INSTRUCTION: Where the string "Individual" occurs in the material below, report the whole line.

SUPPLIED ENTRIES:
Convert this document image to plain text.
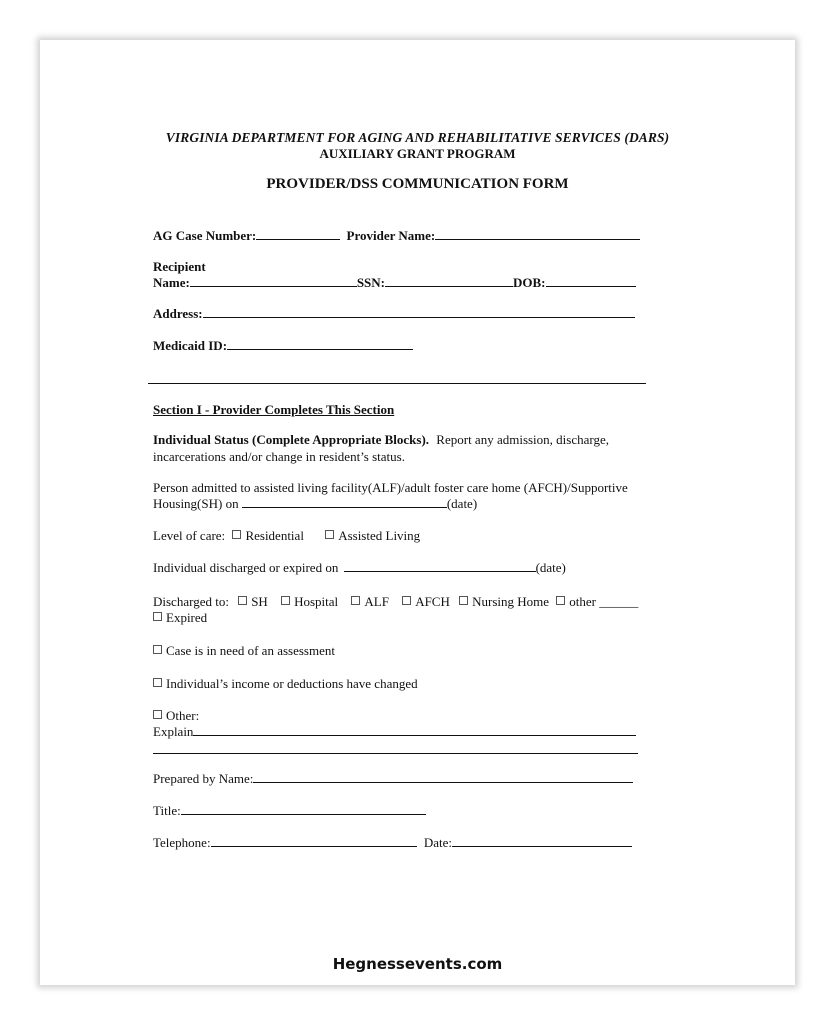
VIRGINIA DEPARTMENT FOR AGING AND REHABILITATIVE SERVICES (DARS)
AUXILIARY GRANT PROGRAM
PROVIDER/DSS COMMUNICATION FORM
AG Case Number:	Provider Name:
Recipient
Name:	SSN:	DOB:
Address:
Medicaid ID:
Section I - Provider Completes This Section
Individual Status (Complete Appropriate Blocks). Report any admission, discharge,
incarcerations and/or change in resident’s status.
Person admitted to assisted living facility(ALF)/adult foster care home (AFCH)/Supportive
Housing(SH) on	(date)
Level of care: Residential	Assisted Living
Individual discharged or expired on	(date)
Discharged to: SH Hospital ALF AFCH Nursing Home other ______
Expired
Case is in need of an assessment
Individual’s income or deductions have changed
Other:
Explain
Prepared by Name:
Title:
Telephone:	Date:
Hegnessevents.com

SOLUTION TO THIS EXERCISE:
Individual Status (Complete Appropriate Blocks). Report any admission, discharge,
Individual discharged or expired on	(date)
Individual’s income or deductions have changed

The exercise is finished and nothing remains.